• Categories
  • Recent
  • Tags
  • Popular
  • Users
  • Search
  • Register
  • Login
Netgate Discussion Forum
  • Categories
  • Recent
  • Tags
  • Popular
  • Users
  • Search
  • Register
  • Login

Fatal error - regularly

Scheduled Pinned Locked Moved General pfSense Questions
9 Posts 5 Posters 1.7k Views
Loading More Posts
  • Oldest to Newest
  • Newest to Oldest
  • Most Votes
Reply
  • Reply as topic
Log in to reply
This topic has been deleted. Only users with topic management privileges can see it.
  • J
    JDK
    last edited by Aug 22, 2016, 9:08 AM

    This is a duplicate of post 115893 to change the posts ownership

    First of all, thank you for all your effort; that a corporation like mine can rely on your products for two separate solutions is pretty awesome!

    Now, to

    My setup:

    I have a couple of PfSense boxes located on two Dell blades (iDracs), PowerEdge R210 II. Each have a virtual bridged interface between WAN and LAN and function as a bridged firewall. They are redundantly configured via STP, so that connection is cut to the secondary firewall when ever the primary firewall is responding with BPDU-packets.

    Hardware:

    igb0-3 (the bridged interfaces):
    Intel(R) PRO/1000 Network Connection version - 2.4.0
    Using MSIX interrupts with 5 vectors

    Intel(R) Xeon(R) CPU E3-1220 V2 @ 3.10GHz
    Current: 3100 MHz, Max: 3101 MHz
    4 CPUs: 1 package(s) x 4 core(s)

    And my build:
    2.2.6-RELEASE (amd64)
    built on Mon Dec 21 14:50:08 CST 2015
    FreeBSD 10.1-RELEASE-p25

    The problem:

    Every other or third day, the primary firewall crashes, failing over to the secondary. I have attached a text-file with a dump.
    I take note of the following message, even though I am not 100% sure of how I should interpret it:

    Fatal trap 12: page fault while in kernel mode
    cpuid = 2; apic id = 04
    fault virtual address    = 0x1d
    fault code        = supervisor read data, page not present
    instruction pointer    = 0x20:0xffffffff80b904b7
    stack pointer            = 0x28:0xfffffe001a3d06c0
    frame pointer            = 0x28:0xfffffe001a3d0740
    code segment        = base 0x0, limit 0xfffff, type 0x1b
                = DPL 0, pres 1, long 1, def32 0, gran 1
    processor eflags    = interrupt enabled, resume, IOPL = 0
    current process        = 12 (irq276: igb2:que 2)
    version.txt06000027512746101761  7624 ustarrootwheelFreeBSD 10.1-RELEASE-p25 #0 c39b63e(releng/10.1)-dirty: Mon Dec 21 15:20:13 CST 2015
        root@pfs22-amd64-builder:/usr/obj.RELENG_2_2.amd64/usr/pfSensesrc/src.RELENG_2_2/sys/pfSense_SMP.10

    Observations:

    I have monitored traffic on the inside (LAN) interfaces of the firewalls, and you can see two attached images of our primary and secondary firewalls.
    On the graphs, "outbound" means outbound from the firewall via the LAN-interface, i.e. from WAN to LAN.

    Firstly, I have attached an image of what I believe to be a precursor;

    Normally, I expect equal amounts of traffic on both firewalls, as they function as bridges and simply pass on all packets (firewalled, of course). Packets are blocked by STP on a later switch on the WAN-side. On the "precursor-graphs", we see a sudden spike in traffic on only the primary firewall, after which traffic flows unevenly. The spike is around 200 Mbit, which is also observed in other "precursors".

Task statement:
Repeat word for word the portion of the pfSense crash thread that begins at the words "Fatal error - regularly" and stops after "can see it.".

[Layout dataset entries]
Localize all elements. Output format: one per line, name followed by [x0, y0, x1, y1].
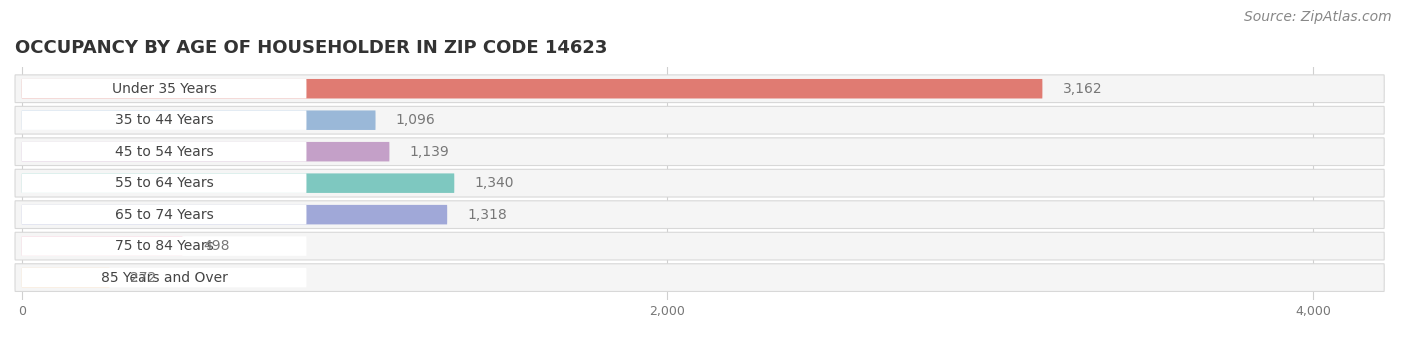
Text: 1,340: 1,340: [475, 176, 515, 190]
FancyBboxPatch shape: [21, 79, 307, 99]
Text: Source: ZipAtlas.com: Source: ZipAtlas.com: [1244, 10, 1392, 24]
Text: 55 to 64 Years: 55 to 64 Years: [115, 176, 214, 190]
Text: OCCUPANCY BY AGE OF HOUSEHOLDER IN ZIP CODE 14623: OCCUPANCY BY AGE OF HOUSEHOLDER IN ZIP C…: [15, 39, 607, 57]
FancyBboxPatch shape: [21, 268, 110, 287]
FancyBboxPatch shape: [15, 106, 1385, 134]
FancyBboxPatch shape: [21, 110, 307, 130]
FancyBboxPatch shape: [21, 142, 389, 162]
FancyBboxPatch shape: [15, 169, 1385, 197]
FancyBboxPatch shape: [15, 201, 1385, 228]
FancyBboxPatch shape: [15, 75, 1385, 103]
Text: Under 35 Years: Under 35 Years: [111, 82, 217, 96]
Text: 272: 272: [129, 271, 156, 285]
FancyBboxPatch shape: [21, 268, 307, 287]
FancyBboxPatch shape: [21, 205, 447, 224]
FancyBboxPatch shape: [21, 79, 1042, 99]
FancyBboxPatch shape: [21, 236, 307, 256]
Text: 498: 498: [202, 239, 229, 253]
Text: 75 to 84 Years: 75 to 84 Years: [115, 239, 214, 253]
Text: 45 to 54 Years: 45 to 54 Years: [115, 145, 214, 159]
FancyBboxPatch shape: [21, 173, 454, 193]
Text: 65 to 74 Years: 65 to 74 Years: [115, 208, 214, 222]
Text: 1,318: 1,318: [468, 208, 508, 222]
Text: 85 Years and Over: 85 Years and Over: [101, 271, 228, 285]
Text: 1,139: 1,139: [409, 145, 450, 159]
FancyBboxPatch shape: [15, 232, 1385, 260]
FancyBboxPatch shape: [21, 205, 307, 224]
Text: 3,162: 3,162: [1063, 82, 1102, 96]
FancyBboxPatch shape: [15, 138, 1385, 166]
FancyBboxPatch shape: [15, 264, 1385, 291]
Text: 1,096: 1,096: [396, 113, 436, 127]
FancyBboxPatch shape: [21, 142, 307, 162]
Text: 35 to 44 Years: 35 to 44 Years: [115, 113, 214, 127]
FancyBboxPatch shape: [21, 236, 183, 256]
FancyBboxPatch shape: [21, 173, 307, 193]
FancyBboxPatch shape: [21, 110, 375, 130]
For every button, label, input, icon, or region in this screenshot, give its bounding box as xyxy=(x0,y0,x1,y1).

Solution to this problem:
Fatal error - regularly

Scheduled Pinned Locked Moved General pfSense Questions
9 Posts 5 Posters 1.7k Views
Loading More Posts
  • Oldest to Newest
  • Newest to Oldest
  • Most Votes
Reply
  • Reply as topic
Log in to reply
This topic has been deleted. Only users with topic management privileges can see it.